>> START Records for this task
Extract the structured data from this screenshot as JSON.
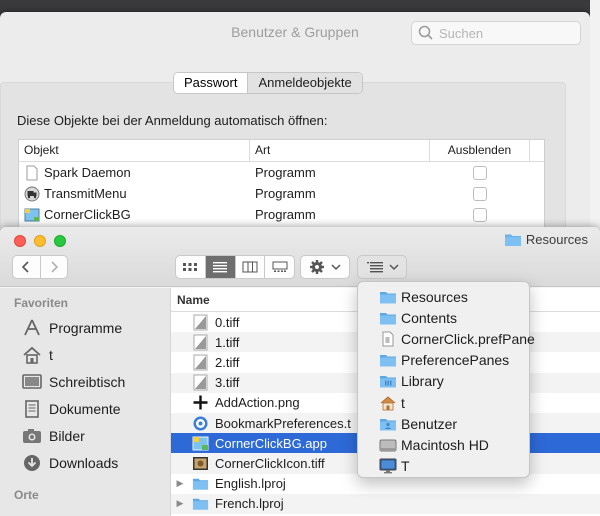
{
  "background_window": {
    "title": "Benutzer & Gruppen",
    "search_placeholder": "Suchen",
    "tabs": [
      {
        "label": "Passwort",
        "active": true
      },
      {
        "label": "Anmeldeobjekte",
        "active": false
      }
    ],
    "section_title": "Diese Objekte bei der Anmeldung automatisch öffnen:",
    "columns": [
      "Objekt",
      "Art",
      "Ausblenden"
    ],
    "rows": [
      {
        "name": "Spark Daemon",
        "kind": "Programm",
        "icon": "document-icon"
      },
      {
        "name": "TransmitMenu",
        "kind": "Programm",
        "icon": "truck-icon"
      },
      {
        "name": "CornerClickBG",
        "kind": "Programm",
        "icon": "cornerclick-icon"
      }
    ]
  },
  "finder": {
    "title": "Resources",
    "sidebar": {
      "favorites_heading": "Favoriten",
      "items": [
        {
          "label": "Programme",
          "icon": "applications-icon"
        },
        {
          "label": "t",
          "icon": "home-icon"
        },
        {
          "label": "Schreibtisch",
          "icon": "desktop-icon"
        },
        {
          "label": "Dokumente",
          "icon": "documents-icon"
        },
        {
          "label": "Bilder",
          "icon": "camera-icon"
        },
        {
          "label": "Downloads",
          "icon": "downloads-icon"
        }
      ],
      "places_heading": "Orte"
    },
    "column_header": "Name",
    "files": [
      {
        "name": "0.tiff",
        "icon": "tiff-icon"
      },
      {
        "name": "1.tiff",
        "icon": "tiff-icon"
      },
      {
        "name": "2.tiff",
        "icon": "tiff-icon"
      },
      {
        "name": "3.tiff",
        "icon": "tiff-icon"
      },
      {
        "name": "AddAction.png",
        "icon": "plus-icon"
      },
      {
        "name": "BookmarkPreferences.t",
        "icon": "globe-icon"
      },
      {
        "name": "CornerClickBG.app",
        "icon": "app-icon",
        "selected": true
      },
      {
        "name": "CornerClickIcon.tiff",
        "icon": "image-icon"
      },
      {
        "name": "English.lproj",
        "icon": "folder-icon",
        "folder": true
      },
      {
        "name": "French.lproj",
        "icon": "folder-icon",
        "folder": true
      }
    ]
  },
  "path_menu": {
    "items": [
      {
        "label": "Resources",
        "icon": "folder-icon"
      },
      {
        "label": "Contents",
        "icon": "folder-icon"
      },
      {
        "label": "CornerClick.prefPane",
        "icon": "document-icon"
      },
      {
        "label": "PreferencePanes",
        "icon": "folder-icon"
      },
      {
        "label": "Library",
        "icon": "library-folder-icon"
      },
      {
        "label": "t",
        "icon": "home-icon"
      },
      {
        "label": "Benutzer",
        "icon": "users-folder-icon"
      },
      {
        "label": "Macintosh HD",
        "icon": "harddisk-icon"
      },
      {
        "label": "T",
        "icon": "computer-icon"
      }
    ]
  },
  "colors": {
    "selection": "#2d6ad8",
    "folder": "#6cb2ea",
    "traffic_close": "#fe5f57",
    "traffic_min": "#febc2e",
    "traffic_max": "#28c840"
  }
}
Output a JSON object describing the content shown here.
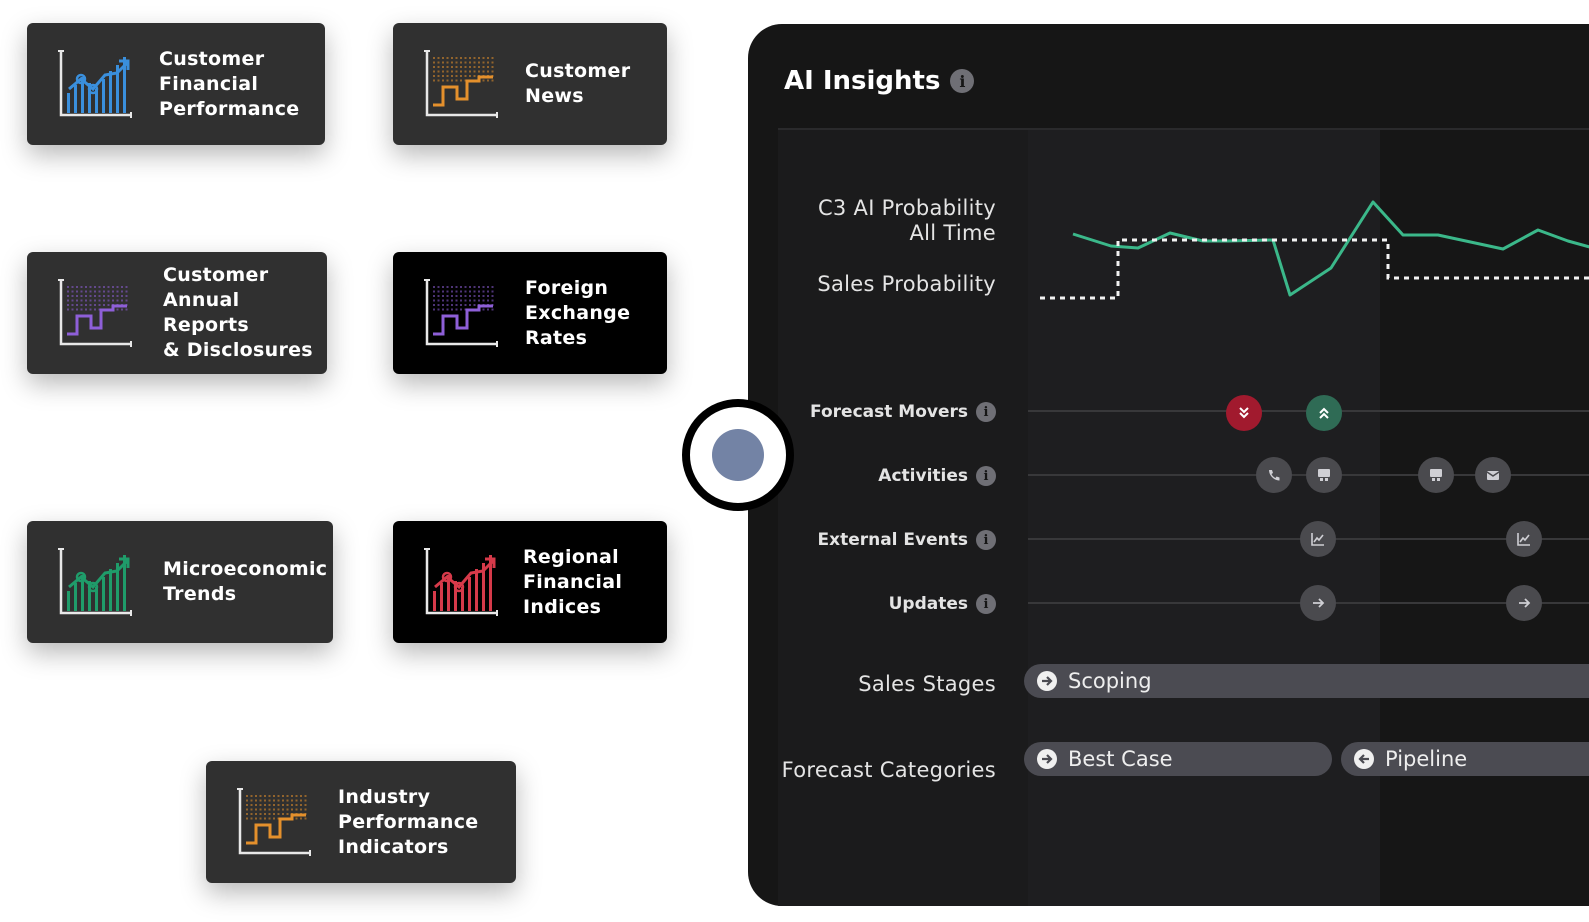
{
  "tiles": [
    {
      "label": "Customer\nFinancial\nPerformance",
      "icon": "line-bar-chart-icon",
      "color": "#3a8fdc",
      "bg": "gray"
    },
    {
      "label": "Customer\nNews",
      "icon": "step-chart-icon",
      "color": "#e4902c",
      "bg": "gray"
    },
    {
      "label": "Customer\nAnnual Reports\n& Disclosures",
      "icon": "step-chart-icon",
      "color": "#8e5fd8",
      "bg": "gray"
    },
    {
      "label": "Foreign\nExchange\nRates",
      "icon": "step-chart-icon",
      "color": "#8e5fd8",
      "bg": "black"
    },
    {
      "label": "Microeconomic\nTrends",
      "icon": "line-bar-chart-icon",
      "color": "#1f9c6a",
      "bg": "gray"
    },
    {
      "label": "Regional\nFinancial\nIndices",
      "icon": "line-bar-chart-icon",
      "color": "#d63a4a",
      "bg": "black"
    },
    {
      "label": "Industry\nPerformance\nIndicators",
      "icon": "step-chart-icon",
      "color": "#e4902c",
      "bg": "gray"
    }
  ],
  "panel": {
    "title": "AI Insights",
    "info_glyph": "i",
    "rows": {
      "probability": "C3 AI Probability\nAll Time",
      "sales_probability": "Sales Probability",
      "forecast_movers": "Forecast Movers",
      "activities": "Activities",
      "external_events": "External Events",
      "updates": "Updates",
      "sales_stages": "Sales Stages",
      "forecast_categories": "Forecast Categories"
    },
    "forecast_movers": [
      {
        "icon": "double-chevron-down-icon",
        "status": "red"
      },
      {
        "icon": "double-chevron-up-icon",
        "status": "green"
      }
    ],
    "activities": [
      "phone-icon",
      "meeting-icon",
      "meeting-icon",
      "email-icon"
    ],
    "external_events": [
      "chart-icon",
      "chart-icon"
    ],
    "updates": [
      "arrow-right-icon",
      "arrow-right-icon"
    ],
    "sales_stage": "Scoping",
    "forecast_categories": [
      "Best Case",
      "Pipeline"
    ]
  },
  "colors": {
    "probability_line": "#3bb88a",
    "mover_down": "#a11a2e",
    "mover_up": "#2f6b55",
    "knob": "#7383a5"
  }
}
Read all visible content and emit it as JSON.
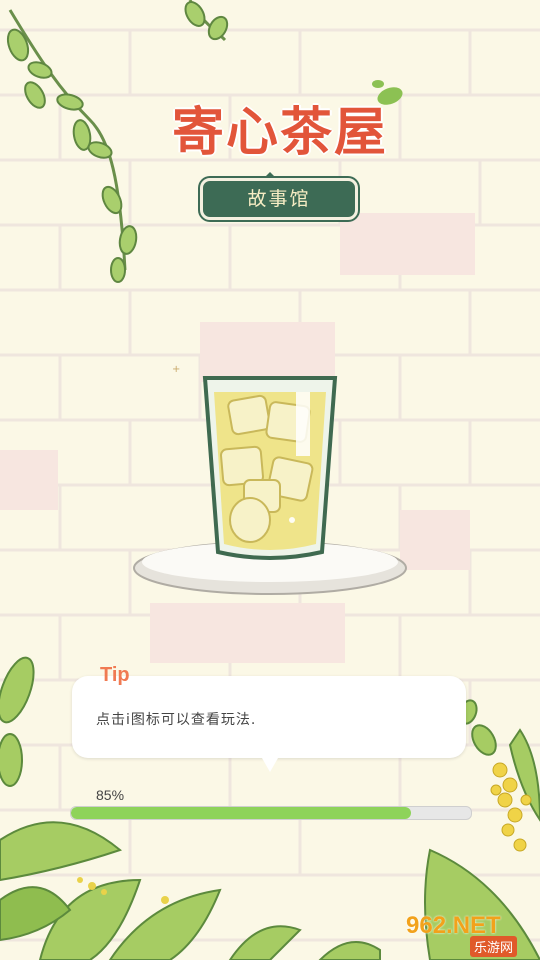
{
  "logo": {
    "title": "寄心茶屋",
    "subtitle": "故事馆"
  },
  "tip": {
    "title": "Tip",
    "text": "点击i图标可以查看玩法."
  },
  "loading": {
    "percent_label": "85%",
    "progress": 0.85
  },
  "watermark": {
    "main": "962.NET",
    "sub": "乐游网"
  },
  "colors": {
    "title": "#e2553a",
    "plaque": "#3d6b55",
    "tip_title": "#f07a52",
    "progress": "#8ed35a"
  },
  "icons": [
    "vine-leaves-icon",
    "tea-glass-icon",
    "leaf-decoration-icon"
  ]
}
>> END Records for this task
* Prompt *
Every record above should be transcribed exactly; the pictures stay out of the copy.

* Output of the task *
Extract the structured data from this screenshot as JSON.
{
  "background_window": {
    "title": "Benutzer & Gruppen",
    "search_placeholder": "Suchen",
    "tabs": [
      {
        "label": "Passwort",
        "active": true
      },
      {
        "label": "Anmeldeobjekte",
        "active": false
      }
    ],
    "section_title": "Diese Objekte bei der Anmeldung automatisch öffnen:",
    "columns": [
      "Objekt",
      "Art",
      "Ausblenden"
    ],
    "rows": [
      {
        "name": "Spark Daemon",
        "kind": "Programm",
        "icon": "document-icon"
      },
      {
        "name": "TransmitMenu",
        "kind": "Programm",
        "icon": "truck-icon"
      },
      {
        "name": "CornerClickBG",
        "kind": "Programm",
        "icon": "cornerclick-icon"
      }
    ]
  },
  "finder": {
    "title": "Resources",
    "sidebar": {
      "favorites_heading": "Favoriten",
      "items": [
        {
          "label": "Programme",
          "icon": "applications-icon"
        },
        {
          "label": "t",
          "icon": "home-icon"
        },
        {
          "label": "Schreibtisch",
          "icon": "desktop-icon"
        },
        {
          "label": "Dokumente",
          "icon": "documents-icon"
        },
        {
          "label": "Bilder",
          "icon": "camera-icon"
        },
        {
          "label": "Downloads",
          "icon": "downloads-icon"
        }
      ],
      "places_heading": "Orte"
    },
    "column_header": "Name",
    "files": [
      {
        "name": "0.tiff",
        "icon": "tiff-icon"
      },
      {
        "name": "1.tiff",
        "icon": "tiff-icon"
      },
      {
        "name": "2.tiff",
        "icon": "tiff-icon"
      },
      {
        "name": "3.tiff",
        "icon": "tiff-icon"
      },
      {
        "name": "AddAction.png",
        "icon": "plus-icon"
      },
      {
        "name": "BookmarkPreferences.t",
        "icon": "globe-icon"
      },
      {
        "name": "CornerClickBG.app",
        "icon": "app-icon",
        "selected": true
      },
      {
        "name": "CornerClickIcon.tiff",
        "icon": "image-icon"
      },
      {
        "name": "English.lproj",
        "icon": "folder-icon",
        "folder": true
      },
      {
        "name": "French.lproj",
        "icon": "folder-icon",
        "folder": true
      }
    ]
  },
  "path_menu": {
    "items": [
      {
        "label": "Resources",
        "icon": "folder-icon"
      },
      {
        "label": "Contents",
        "icon": "folder-icon"
      },
      {
        "label": "CornerClick.prefPane",
        "icon": "document-icon"
      },
      {
        "label": "PreferencePanes",
        "icon": "folder-icon"
      },
      {
        "label": "Library",
        "icon": "library-folder-icon"
      },
      {
        "label": "t",
        "icon": "home-icon"
      },
      {
        "label": "Benutzer",
        "icon": "users-folder-icon"
      },
      {
        "label": "Macintosh HD",
        "icon": "harddisk-icon"
      },
      {
        "label": "T",
        "icon": "computer-icon"
      }
    ]
  },
  "colors": {
    "selection": "#2d6ad8",
    "folder": "#6cb2ea",
    "traffic_close": "#fe5f57",
    "traffic_min": "#febc2e",
    "traffic_max": "#28c840"
  }
}
Output a JSON object describing the content shown here.
{
  "tiles": [
    {
      "label": "Customer\nFinancial\nPerformance",
      "icon": "line-bar-chart-icon",
      "color": "#3a8fdc",
      "bg": "gray"
    },
    {
      "label": "Customer\nNews",
      "icon": "step-chart-icon",
      "color": "#e4902c",
      "bg": "gray"
    },
    {
      "label": "Customer\nAnnual Reports\n& Disclosures",
      "icon": "step-chart-icon",
      "color": "#8e5fd8",
      "bg": "gray"
    },
    {
      "label": "Foreign\nExchange\nRates",
      "icon": "step-chart-icon",
      "color": "#8e5fd8",
      "bg": "black"
    },
    {
      "label": "Microeconomic\nTrends",
      "icon": "line-bar-chart-icon",
      "color": "#1f9c6a",
      "bg": "gray"
    },
    {
      "label": "Regional\nFinancial\nIndices",
      "icon": "line-bar-chart-icon",
      "color": "#d63a4a",
      "bg": "black"
    },
    {
      "label": "Industry\nPerformance\nIndicators",
      "icon": "step-chart-icon",
      "color": "#e4902c",
      "bg": "gray"
    }
  ],
  "panel": {
    "title": "AI Insights",
    "info_glyph": "i",
    "rows": {
      "probability": "C3 AI Probability\nAll Time",
      "sales_probability": "Sales Probability",
      "forecast_movers": "Forecast Movers",
      "activities": "Activities",
      "external_events": "External Events",
      "updates": "Updates",
      "sales_stages": "Sales Stages",
      "forecast_categories": "Forecast Categories"
    },
    "forecast_movers": [
      {
        "icon": "double-chevron-down-icon",
        "status": "red"
      },
      {
        "icon": "double-chevron-up-icon",
        "status": "green"
      }
    ],
    "activities": [
      "phone-icon",
      "meeting-icon",
      "meeting-icon",
      "email-icon"
    ],
    "external_events": [
      "chart-icon",
      "chart-icon"
    ],
    "updates": [
      "arrow-right-icon",
      "arrow-right-icon"
    ],
    "sales_stage": "Scoping",
    "forecast_categories": [
      "Best Case",
      "Pipeline"
    ]
  },
  "colors": {
    "probability_line": "#3bb88a",
    "mover_down": "#a11a2e",
    "mover_up": "#2f6b55",
    "knob": "#7383a5"
  }
}
Read all visible content and emit it as JSON.
{
  "logo": {
    "title": "寄心茶屋",
    "subtitle": "故事馆"
  },
  "tip": {
    "title": "Tip",
    "text": "点击i图标可以查看玩法."
  },
  "loading": {
    "percent_label": "85%",
    "progress": 0.85
  },
  "watermark": {
    "main": "962.NET",
    "sub": "乐游网"
  },
  "colors": {
    "title": "#e2553a",
    "plaque": "#3d6b55",
    "tip_title": "#f07a52",
    "progress": "#8ed35a"
  },
  "icons": [
    "vine-leaves-icon",
    "tea-glass-icon",
    "leaf-decoration-icon"
  ]
}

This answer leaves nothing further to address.